§ **PROBLEM TO SOLVE**: Each line containing the word "between" needs to be copied.

§ **EXTRACTED DATA**:
== == ==
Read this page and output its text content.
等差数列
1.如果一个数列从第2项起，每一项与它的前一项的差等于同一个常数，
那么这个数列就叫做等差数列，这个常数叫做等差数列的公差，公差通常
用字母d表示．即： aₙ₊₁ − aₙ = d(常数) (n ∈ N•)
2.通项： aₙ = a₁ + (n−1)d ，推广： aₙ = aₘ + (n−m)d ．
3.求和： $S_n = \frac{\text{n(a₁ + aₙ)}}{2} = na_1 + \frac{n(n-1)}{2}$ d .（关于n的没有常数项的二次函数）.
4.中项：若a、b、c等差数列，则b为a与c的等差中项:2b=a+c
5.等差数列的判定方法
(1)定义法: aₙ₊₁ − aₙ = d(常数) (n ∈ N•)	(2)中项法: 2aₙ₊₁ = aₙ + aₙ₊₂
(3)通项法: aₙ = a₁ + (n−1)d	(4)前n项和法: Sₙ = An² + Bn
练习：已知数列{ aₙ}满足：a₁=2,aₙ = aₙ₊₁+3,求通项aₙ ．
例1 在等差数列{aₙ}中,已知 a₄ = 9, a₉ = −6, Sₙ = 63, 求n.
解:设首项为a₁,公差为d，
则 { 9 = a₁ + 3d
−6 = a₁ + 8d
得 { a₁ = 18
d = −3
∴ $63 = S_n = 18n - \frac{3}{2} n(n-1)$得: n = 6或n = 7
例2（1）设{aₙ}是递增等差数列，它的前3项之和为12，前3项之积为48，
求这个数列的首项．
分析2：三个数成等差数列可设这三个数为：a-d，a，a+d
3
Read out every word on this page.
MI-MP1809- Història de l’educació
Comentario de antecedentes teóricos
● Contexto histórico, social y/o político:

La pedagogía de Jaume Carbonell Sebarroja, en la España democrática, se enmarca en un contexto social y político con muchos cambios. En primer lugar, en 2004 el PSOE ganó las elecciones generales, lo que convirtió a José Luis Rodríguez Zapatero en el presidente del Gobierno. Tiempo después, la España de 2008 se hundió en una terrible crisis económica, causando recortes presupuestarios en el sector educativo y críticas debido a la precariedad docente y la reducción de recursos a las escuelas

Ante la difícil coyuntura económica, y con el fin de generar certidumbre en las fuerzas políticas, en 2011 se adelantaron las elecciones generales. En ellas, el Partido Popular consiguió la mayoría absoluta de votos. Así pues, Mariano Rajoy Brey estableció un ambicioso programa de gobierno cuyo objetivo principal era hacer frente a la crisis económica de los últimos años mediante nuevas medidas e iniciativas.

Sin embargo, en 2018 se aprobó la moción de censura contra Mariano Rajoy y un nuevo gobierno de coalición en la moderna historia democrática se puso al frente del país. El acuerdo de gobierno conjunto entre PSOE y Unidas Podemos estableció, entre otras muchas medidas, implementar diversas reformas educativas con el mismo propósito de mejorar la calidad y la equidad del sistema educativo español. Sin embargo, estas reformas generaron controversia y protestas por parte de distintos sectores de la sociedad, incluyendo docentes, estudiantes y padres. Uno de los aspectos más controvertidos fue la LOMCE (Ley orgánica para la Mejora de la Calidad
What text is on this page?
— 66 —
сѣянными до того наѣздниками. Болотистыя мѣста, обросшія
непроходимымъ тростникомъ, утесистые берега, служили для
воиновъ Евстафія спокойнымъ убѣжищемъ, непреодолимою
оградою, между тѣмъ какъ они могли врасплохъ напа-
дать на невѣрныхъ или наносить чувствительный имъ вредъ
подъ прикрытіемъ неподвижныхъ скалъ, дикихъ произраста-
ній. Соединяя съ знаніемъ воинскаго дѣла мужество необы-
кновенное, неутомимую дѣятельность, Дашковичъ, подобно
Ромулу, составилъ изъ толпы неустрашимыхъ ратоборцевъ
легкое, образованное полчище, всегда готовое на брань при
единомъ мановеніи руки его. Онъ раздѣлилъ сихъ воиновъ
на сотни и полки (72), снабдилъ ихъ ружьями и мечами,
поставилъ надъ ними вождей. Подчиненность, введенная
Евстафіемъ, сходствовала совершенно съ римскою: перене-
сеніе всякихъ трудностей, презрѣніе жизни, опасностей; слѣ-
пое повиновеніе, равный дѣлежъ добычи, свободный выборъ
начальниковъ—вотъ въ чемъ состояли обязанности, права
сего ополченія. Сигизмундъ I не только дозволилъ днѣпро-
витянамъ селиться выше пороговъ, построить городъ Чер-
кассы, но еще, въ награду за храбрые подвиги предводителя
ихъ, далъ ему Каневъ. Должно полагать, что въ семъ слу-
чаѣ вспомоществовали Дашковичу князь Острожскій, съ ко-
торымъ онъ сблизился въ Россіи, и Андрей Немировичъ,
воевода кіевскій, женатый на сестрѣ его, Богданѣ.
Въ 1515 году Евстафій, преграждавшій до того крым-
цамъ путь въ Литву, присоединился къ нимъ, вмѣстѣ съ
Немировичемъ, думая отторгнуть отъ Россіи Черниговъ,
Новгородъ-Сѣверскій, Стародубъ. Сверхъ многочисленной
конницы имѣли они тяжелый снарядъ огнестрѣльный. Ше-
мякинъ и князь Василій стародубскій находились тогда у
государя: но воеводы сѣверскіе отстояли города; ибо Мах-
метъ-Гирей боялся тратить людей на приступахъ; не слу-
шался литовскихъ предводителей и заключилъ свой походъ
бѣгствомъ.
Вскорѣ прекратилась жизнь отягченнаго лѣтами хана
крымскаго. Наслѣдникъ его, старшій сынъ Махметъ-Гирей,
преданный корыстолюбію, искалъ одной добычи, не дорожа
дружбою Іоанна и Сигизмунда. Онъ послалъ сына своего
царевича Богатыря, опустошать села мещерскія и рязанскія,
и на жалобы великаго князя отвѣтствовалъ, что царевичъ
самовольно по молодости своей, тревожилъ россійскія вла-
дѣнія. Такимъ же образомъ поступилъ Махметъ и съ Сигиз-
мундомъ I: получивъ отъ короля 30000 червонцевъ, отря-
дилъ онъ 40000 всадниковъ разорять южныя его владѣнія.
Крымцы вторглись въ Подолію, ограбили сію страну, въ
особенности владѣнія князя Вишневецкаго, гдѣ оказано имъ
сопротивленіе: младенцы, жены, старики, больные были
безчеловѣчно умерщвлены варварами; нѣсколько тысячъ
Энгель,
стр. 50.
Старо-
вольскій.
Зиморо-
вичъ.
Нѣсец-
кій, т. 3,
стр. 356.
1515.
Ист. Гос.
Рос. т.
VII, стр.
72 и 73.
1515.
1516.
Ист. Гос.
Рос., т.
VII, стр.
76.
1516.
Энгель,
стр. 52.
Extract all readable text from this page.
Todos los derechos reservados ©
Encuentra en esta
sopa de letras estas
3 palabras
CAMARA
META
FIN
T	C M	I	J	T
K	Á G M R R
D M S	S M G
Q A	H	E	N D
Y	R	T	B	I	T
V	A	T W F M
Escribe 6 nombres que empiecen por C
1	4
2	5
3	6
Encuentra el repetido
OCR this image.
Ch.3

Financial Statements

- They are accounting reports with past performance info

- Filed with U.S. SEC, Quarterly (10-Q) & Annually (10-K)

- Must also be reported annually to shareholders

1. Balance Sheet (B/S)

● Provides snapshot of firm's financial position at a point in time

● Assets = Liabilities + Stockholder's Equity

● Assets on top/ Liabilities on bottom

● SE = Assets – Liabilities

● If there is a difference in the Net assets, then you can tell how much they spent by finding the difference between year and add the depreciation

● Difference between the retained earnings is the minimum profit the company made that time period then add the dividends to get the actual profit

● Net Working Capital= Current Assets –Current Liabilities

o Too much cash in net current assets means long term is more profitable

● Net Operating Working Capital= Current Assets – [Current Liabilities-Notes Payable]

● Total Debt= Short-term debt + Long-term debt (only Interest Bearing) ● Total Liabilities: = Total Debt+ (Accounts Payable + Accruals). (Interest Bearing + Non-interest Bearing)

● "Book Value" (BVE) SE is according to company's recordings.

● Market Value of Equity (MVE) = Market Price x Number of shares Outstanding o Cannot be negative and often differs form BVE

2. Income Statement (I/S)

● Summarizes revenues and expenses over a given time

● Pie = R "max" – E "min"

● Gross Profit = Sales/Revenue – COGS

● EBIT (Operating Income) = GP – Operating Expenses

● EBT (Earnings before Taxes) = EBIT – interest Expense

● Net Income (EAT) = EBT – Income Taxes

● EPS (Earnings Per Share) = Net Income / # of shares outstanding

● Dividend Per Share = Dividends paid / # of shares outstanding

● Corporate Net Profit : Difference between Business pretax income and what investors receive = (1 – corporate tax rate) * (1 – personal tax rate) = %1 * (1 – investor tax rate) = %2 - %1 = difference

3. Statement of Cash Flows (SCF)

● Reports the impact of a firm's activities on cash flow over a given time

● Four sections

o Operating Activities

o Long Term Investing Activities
== == ==
§ **SOLUTION BELOW**:
● If there is a difference in the Net assets, then you can tell how much they spent by finding the difference between year and add the depreciation
● Difference between the retained earnings is the minimum profit the company made that time period then add the dividends to get the actual profit
● Corporate Net Profit : Difference between Business pretax income and what investors receive = (1 – corporate tax rate) * (1 – personal tax rate) = %1 * (1 – investor tax rate) = %2 - %1 = difference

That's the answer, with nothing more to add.